# [Extracted entries]
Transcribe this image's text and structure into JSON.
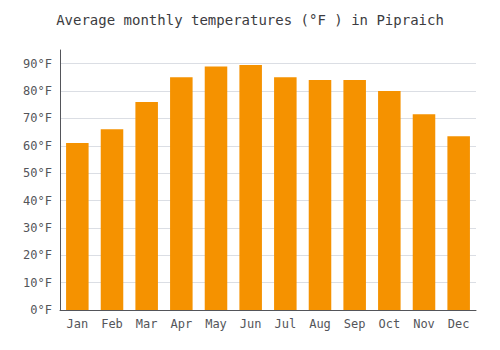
{
  "chart_data": {
    "type": "bar",
    "title": "Average monthly temperatures (°F ) in Pipraich",
    "categories": [
      "Jan",
      "Feb",
      "Mar",
      "Apr",
      "May",
      "Jun",
      "Jul",
      "Aug",
      "Sep",
      "Oct",
      "Nov",
      "Dec"
    ],
    "values": [
      61,
      66,
      76,
      85,
      89,
      89.5,
      85,
      84,
      84,
      80,
      71.5,
      63.5
    ],
    "color": "#F59200",
    "ylim": [
      0,
      95
    ],
    "yticks": [
      {
        "value": 0,
        "label": "0°F"
      },
      {
        "value": 10,
        "label": "10°F"
      },
      {
        "value": 20,
        "label": "20°F"
      },
      {
        "value": 30,
        "label": "30°F"
      },
      {
        "value": 40,
        "label": "40°F"
      },
      {
        "value": 50,
        "label": "50°F"
      },
      {
        "value": 60,
        "label": "60°F"
      },
      {
        "value": 70,
        "label": "70°F"
      },
      {
        "value": 80,
        "label": "80°F"
      },
      {
        "value": 90,
        "label": "90°F"
      }
    ],
    "grid": true
  }
}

# [What the exercise asks]
The data above should be repeated exactly, minus any pictures.

# [Exercise answer]
Transcribe this image's text and structure into JSON.
{
  "chart_data": {
    "type": "bar",
    "title": "Average monthly temperatures (°F ) in Pipraich",
    "categories": [
      "Jan",
      "Feb",
      "Mar",
      "Apr",
      "May",
      "Jun",
      "Jul",
      "Aug",
      "Sep",
      "Oct",
      "Nov",
      "Dec"
    ],
    "values": [
      61,
      66,
      76,
      85,
      89,
      89.5,
      85,
      84,
      84,
      80,
      71.5,
      63.5
    ],
    "color": "#F59200",
    "ylim": [
      0,
      95
    ],
    "yticks": [
      {
        "value": 0,
        "label": "0°F"
      },
      {
        "value": 10,
        "label": "10°F"
      },
      {
        "value": 20,
        "label": "20°F"
      },
      {
        "value": 30,
        "label": "30°F"
      },
      {
        "value": 40,
        "label": "40°F"
      },
      {
        "value": 50,
        "label": "50°F"
      },
      {
        "value": 60,
        "label": "60°F"
      },
      {
        "value": 70,
        "label": "70°F"
      },
      {
        "value": 80,
        "label": "80°F"
      },
      {
        "value": 90,
        "label": "90°F"
      }
    ],
    "grid": true
  }
}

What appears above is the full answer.